Send back all the data below, exactly as given.

-- Entries supplied start --

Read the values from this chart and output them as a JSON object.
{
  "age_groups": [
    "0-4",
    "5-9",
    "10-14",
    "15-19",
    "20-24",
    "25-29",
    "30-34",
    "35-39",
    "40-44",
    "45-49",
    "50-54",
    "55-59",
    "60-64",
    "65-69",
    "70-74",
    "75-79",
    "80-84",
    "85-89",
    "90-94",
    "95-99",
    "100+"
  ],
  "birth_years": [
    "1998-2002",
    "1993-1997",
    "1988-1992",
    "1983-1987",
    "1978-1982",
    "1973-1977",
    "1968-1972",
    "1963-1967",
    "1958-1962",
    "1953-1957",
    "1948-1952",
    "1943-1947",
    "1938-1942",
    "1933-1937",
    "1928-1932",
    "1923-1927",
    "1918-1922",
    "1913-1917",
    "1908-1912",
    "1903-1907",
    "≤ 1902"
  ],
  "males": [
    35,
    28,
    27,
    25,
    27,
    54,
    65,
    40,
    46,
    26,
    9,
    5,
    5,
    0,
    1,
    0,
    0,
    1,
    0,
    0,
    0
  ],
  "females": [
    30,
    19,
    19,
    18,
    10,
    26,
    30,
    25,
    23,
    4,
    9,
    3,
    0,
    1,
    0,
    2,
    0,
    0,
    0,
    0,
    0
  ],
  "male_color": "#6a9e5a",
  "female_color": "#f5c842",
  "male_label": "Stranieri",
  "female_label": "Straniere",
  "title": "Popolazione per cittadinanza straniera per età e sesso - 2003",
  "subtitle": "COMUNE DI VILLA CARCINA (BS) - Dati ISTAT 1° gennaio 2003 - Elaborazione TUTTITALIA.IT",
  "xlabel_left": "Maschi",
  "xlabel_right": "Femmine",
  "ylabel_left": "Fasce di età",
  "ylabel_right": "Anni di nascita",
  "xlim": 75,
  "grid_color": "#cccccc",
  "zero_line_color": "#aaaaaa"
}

-- Entries supplied end --

Exercise result
Read the values from this chart and output them as a JSON object.
{
  "age_groups": [
    "0-4",
    "5-9",
    "10-14",
    "15-19",
    "20-24",
    "25-29",
    "30-34",
    "35-39",
    "40-44",
    "45-49",
    "50-54",
    "55-59",
    "60-64",
    "65-69",
    "70-74",
    "75-79",
    "80-84",
    "85-89",
    "90-94",
    "95-99",
    "100+"
  ],
  "birth_years": [
    "1998-2002",
    "1993-1997",
    "1988-1992",
    "1983-1987",
    "1978-1982",
    "1973-1977",
    "1968-1972",
    "1963-1967",
    "1958-1962",
    "1953-1957",
    "1948-1952",
    "1943-1947",
    "1938-1942",
    "1933-1937",
    "1928-1932",
    "1923-1927",
    "1918-1922",
    "1913-1917",
    "1908-1912",
    "1903-1907",
    "≤ 1902"
  ],
  "males": [
    35,
    28,
    27,
    25,
    27,
    54,
    65,
    40,
    46,
    26,
    9,
    5,
    5,
    0,
    1,
    0,
    0,
    1,
    0,
    0,
    0
  ],
  "females": [
    30,
    19,
    19,
    18,
    10,
    26,
    30,
    25,
    23,
    4,
    9,
    3,
    0,
    1,
    0,
    2,
    0,
    0,
    0,
    0,
    0
  ],
  "male_color": "#6a9e5a",
  "female_color": "#f5c842",
  "male_label": "Stranieri",
  "female_label": "Straniere",
  "title": "Popolazione per cittadinanza straniera per età e sesso - 2003",
  "subtitle": "COMUNE DI VILLA CARCINA (BS) - Dati ISTAT 1° gennaio 2003 - Elaborazione TUTTITALIA.IT",
  "xlabel_left": "Maschi",
  "xlabel_right": "Femmine",
  "ylabel_left": "Fasce di età",
  "ylabel_right": "Anni di nascita",
  "xlim": 75,
  "grid_color": "#cccccc",
  "zero_line_color": "#aaaaaa"
}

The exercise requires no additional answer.